=== Document segment ===
.....

The machine learning process shown above describes how machine learning algorithms can provide more features and functionality to artificial intelligence.

Classifications

There are many different classifications of algorithms, some are more well-suited for particular families of computational problems than others. In many cases, the algorithm one chooses to make for a given problem will have tradeoffs dealing with time complexity and memory usage.

Recursion

A recursive algorithm is known as a function that calls itself forming a recursive relation with itself. It is an algorithmic approach in which one solves an issue by breaking a problem onto smaller and smaller sub-problems until the sub-problem becomes so small the answer is obvious, this is the base case. Then using the solution (base case) of this said sub-problem, one can find the solution of the sub-problem that invoked the call to itself. An example of recursive relationship is finding the factorial of a number n - which is n * factorial of n - 1. Eg. fact(3) = 3 * fact(2) and fact(2) = 2 * fact(1) where fact(1) is the base case since it is obvious the factorial of 1 is 1. Hence fact(2) = 2 * 1 = 2, so fact(3) = 3 * 2 = 6. A recursive function keeps using itself as an input until a base case is reached so it can stop and propagate back out the recursive stacks. A base case must be present, otherwise the recursive function will never stop calling itself. Because recursion incurs lots of function calls, it is one of the main source of stack overflow. Whereas, the program has to save more stacks than space available before even reaching the base case. As a result, some recursive algorithms are known as tail recursive in which recursive calls happens at the end of the function allowing only one stack to be saved. For more information on recursion read Recursion.

Serial, Parallel or Distributed

Serial algorithm is an algorithm in which calculation is done in sequential manners on one core, it follows a defined order in solving a problem. Parallel algorithms utilizes the fact that modern computers have more than one cores, so that computations that are not interdependent could be calculated on separate cores. This is referred to as multi-threaded algorithm where each thread is a series of executing commands and they are inter-weaved to ensure correct output without deadlock. A deadlock occurs when there are interdependence between more than one thread so that none of the threads can continue until one of the other threads continues. Parallel algorithm is important that it allows more than one program to run at the same time by leveraging a computer's available resources otherwise would not have been possible with serial algorithm. Finally, distributed algorithm is similar to parallel algorithm in that it allows multiple programs to run at once with the exception that instead of leveraging multiple cores in a single computer it leverages multiple computers that communicates through a computer network. Similar to how parallel algorithm builds on serial algorithm with the added complexity of synchronizing threads to prevent deadlock and ensure correct outputs, distributed algorithm builds on parallel algorithm with the added complexity of managing communication latency and defining order since it is impossible to synchronize every computer's clock in a distributed system without significant compromises. A distributed algorithm provides extra reliability in that data are stored in more than one location so that one failure would not result in loss of data and by doing computation in multiple computer it can potentially have even faster computational speed.

.....

=== Information provided ===

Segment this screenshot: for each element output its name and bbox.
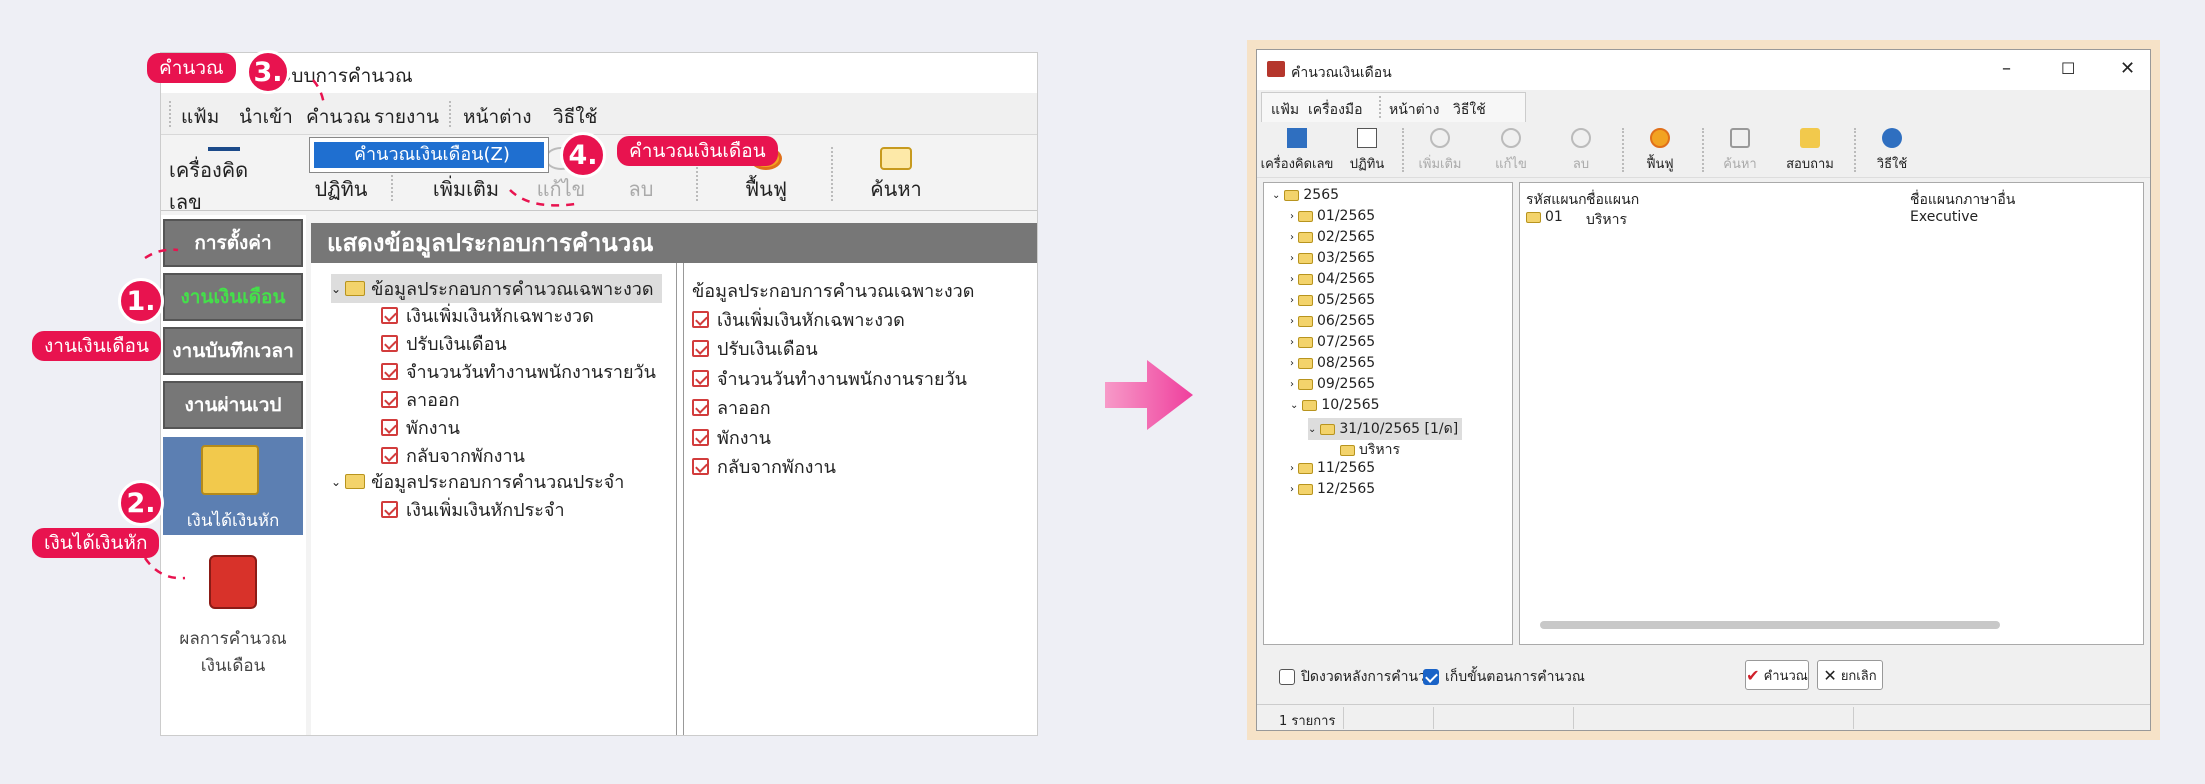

.....

=== What to do ===
1) In the passage on algorithm classifications, what is the base case when finding a factorial recursively?
2) Rewrite the paragraph of the algorithm classifications passage that begins "Serial algorithm is an algorithm" as a short bulleted list, keeping its main facts.
3) Extend the passage on algorithm classifications, starting after its final sentence.
The material comes from a different source than the passage on algorithm classifications.

=== Responses in order ===
1) The base case is fact(1), because the factorial of 1 is 1.

2)
- Serial algorithms run calculations sequentially on one core, following a defined order.
- Parallel algorithms use multiple cores to compute independent tasks at the same time. They are also called multi-threaded algorithms, and their threads are interwoven to ensure correct output without deadlock.
- A deadlock occurs when interdependent threads cannot continue until another thread continues.
- Parallel algorithms let more than one program run at once by using a computer's available resources.
- Distributed algorithms also run multiple programs at once, but they use multiple computers that communicate over a network.
- Distributed algorithms add the complexity of managing communication latency and defining order, because every computer's clock cannot be synchronized without significant compromises.
- Distributed algorithms add reliability by storing data in more than one location. Computing across multiple computers can also make them faster.

3)
Deterministic vs Non-Deterministic

Deterministic algorithms are those that solve problems with exact precision and ordering so a given input would produce the same output every time. Non-deterministic algorithms either have data races or utilize certain randomization, so the same input could have a myriad of outputs. Non-deterministic algorithms can be represented by flowcharts, programming languages, and machine language programs. However, they vary in that they are capable of using a multiple-valued function whose values are the positive integers less than or equal to itself. In addition, all points of termination are labeled as successes or failures. The terminology "non-deterministic" does not imply randomness, of rather a kind of free will[11]

Exact vs Approximation

Some algorithms are implemented to solve for the exact solutions of a problem, whereas some problems are implemented for an approximation or heuristic. Approximation is important in which heuristics could provide an answer that is good enough such that the excessive computational time necessary to find the actual solution is not warranted since one would get minimal gains while expanding a great deal of resources. An example where an approximation is warranted is the traveling salesman's algorithm in which has computational complexity of O(n!), so an heuristic is necessary since some high values of n are not even possible to calculate.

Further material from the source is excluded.